_Your objective_
In your copy, include every line of the listing below exactly but none of the pictures.

_Dataset extract_
====================

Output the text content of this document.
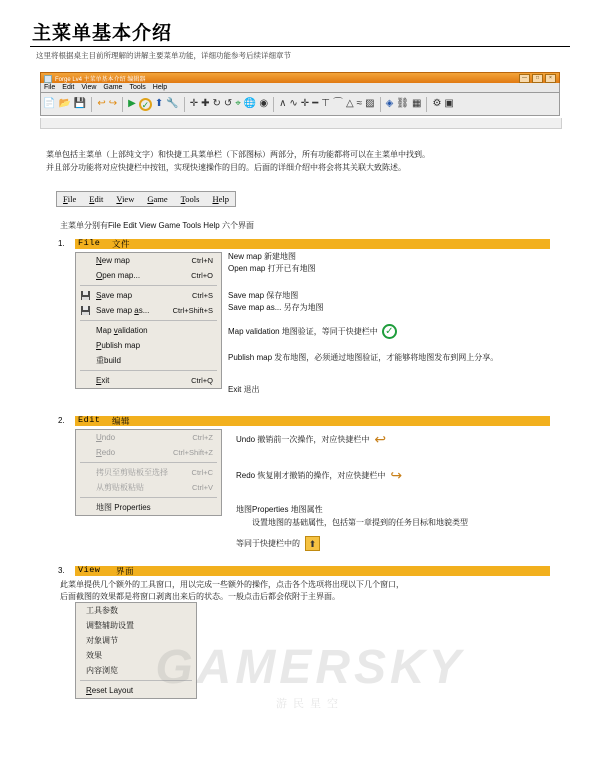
主菜单基本介绍
这里将根据桌主目前所理解的讲解主要菜单功能，详细功能参考后续详细章节
Forge Lv4 主菜单基本介绍 编辑器	—	□	×
File Edit View Game Tools Help
📄 📂 💾 ↩ ↪ ▶ ✓ ⬆ 🔧 ✛ ✚ ↻ ↺ ⌖ 🌐 ◉ ∧ ∿ ✛ ━ ⊤ ⌒ △ ≈ ▨ ◈ ⛓ ▦ ⚙ ▣
菜单包括主菜单（上部纯文字）和快捷工具菜单栏（下部图标）两部分，所有功能都将可以在主菜单中找到。
并且部分功能将对应快捷栏中按钮，实现快速操作的目的。后面的详细介绍中将会将其关联大致陈述。
File Edit View Game Tools Help
主菜单分别有File Edit View Game Tools Help 六个界面
1. File 文件
New map	Ctrl+N
Open map...	Ctrl+O
Save map	Ctrl+S
Save map as...	Ctrl+Shift+S
Map validation
Publish map
重build
Exit	Ctrl+Q
New map 新建地图
Open map 打开已有地图
Save map 保存地图
Save map as... 另存为地图
Map validation 地图验证，等同于快捷栏中 ✓
Publish map 发布地图，必须通过地图验证，才能够将地图发布到网上分享。
Exit 退出
2. Edit 编辑
Undo	Ctrl+Z
Redo	Ctrl+Shift+Z
拷贝至剪贴板至选择	Ctrl+C
从剪贴板粘贴	Ctrl+V
地图 Properties
Undo 撤销前一次操作，对应快捷栏中 ↩
Redo 恢复刚才撤销的操作，对应快捷栏中 ↪
地图Properties 地图属性
设置地图的基础属性，包括第一章提到的任务目标和地貌类型
等同于快捷栏中的 ⬆
3. View 界面
此菜单提供几个额外的工具窗口，用以完成一些额外的操作，点击各个选项将出现以下几个窗口，
后面截图的效果都是将窗口剥离出来后的状态。一般点击后都会依附于主界面。
工具参数
调整辅助设置
对象调节
效果
内容浏览
Reset Layout GAMERSKY
游民星空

====================

_Exercise output_
Output the text content of this document.
主菜单基本介绍
这里将根据桌主目前所理解的讲解主要菜单功能，详细功能参考后续详细章节
Forge Lv4 主菜单基本介绍 编辑器	—	□	×
File Edit View Game Tools Help
📄 📂 💾 ↩ ↪ ▶ ✓ ⬆ 🔧 ✛ ✚ ↻ ↺ ⌖ 🌐 ◉ ∧ ∿ ✛ ━ ⊤ ⌒ △ ≈ ▨ ◈ ⛓ ▦ ⚙ ▣
菜单包括主菜单（上部纯文字）和快捷工具菜单栏（下部图标）两部分，所有功能都将可以在主菜单中找到。
并且部分功能将对应快捷栏中按钮，实现快速操作的目的。后面的详细介绍中将会将其关联大致陈述。
File Edit View Game Tools Help
主菜单分别有File Edit View Game Tools Help 六个界面
1. File 文件
New map	Ctrl+N
Open map...	Ctrl+O
Save map	Ctrl+S
Save map as...	Ctrl+Shift+S
Map validation
Publish map
重build
Exit	Ctrl+Q
New map 新建地图
Open map 打开已有地图
Save map 保存地图
Save map as... 另存为地图
Map validation 地图验证，等同于快捷栏中 ✓
Publish map 发布地图，必须通过地图验证，才能够将地图发布到网上分享。
Exit 退出
2. Edit 编辑
Undo	Ctrl+Z
Redo	Ctrl+Shift+Z
拷贝至剪贴板至选择	Ctrl+C
从剪贴板粘贴	Ctrl+V
地图 Properties
Undo 撤销前一次操作，对应快捷栏中 ↩
Redo 恢复刚才撤销的操作，对应快捷栏中 ↪
地图Properties 地图属性
设置地图的基础属性，包括第一章提到的任务目标和地貌类型
等同于快捷栏中的 ⬆
3. View 界面
此菜单提供几个额外的工具窗口，用以完成一些额外的操作，点击各个选项将出现以下几个窗口，
后面截图的效果都是将窗口剥离出来后的状态。一般点击后都会依附于主界面。
工具参数
调整辅助设置
对象调节
效果
内容浏览
Reset Layout GAMERSKY
游民星空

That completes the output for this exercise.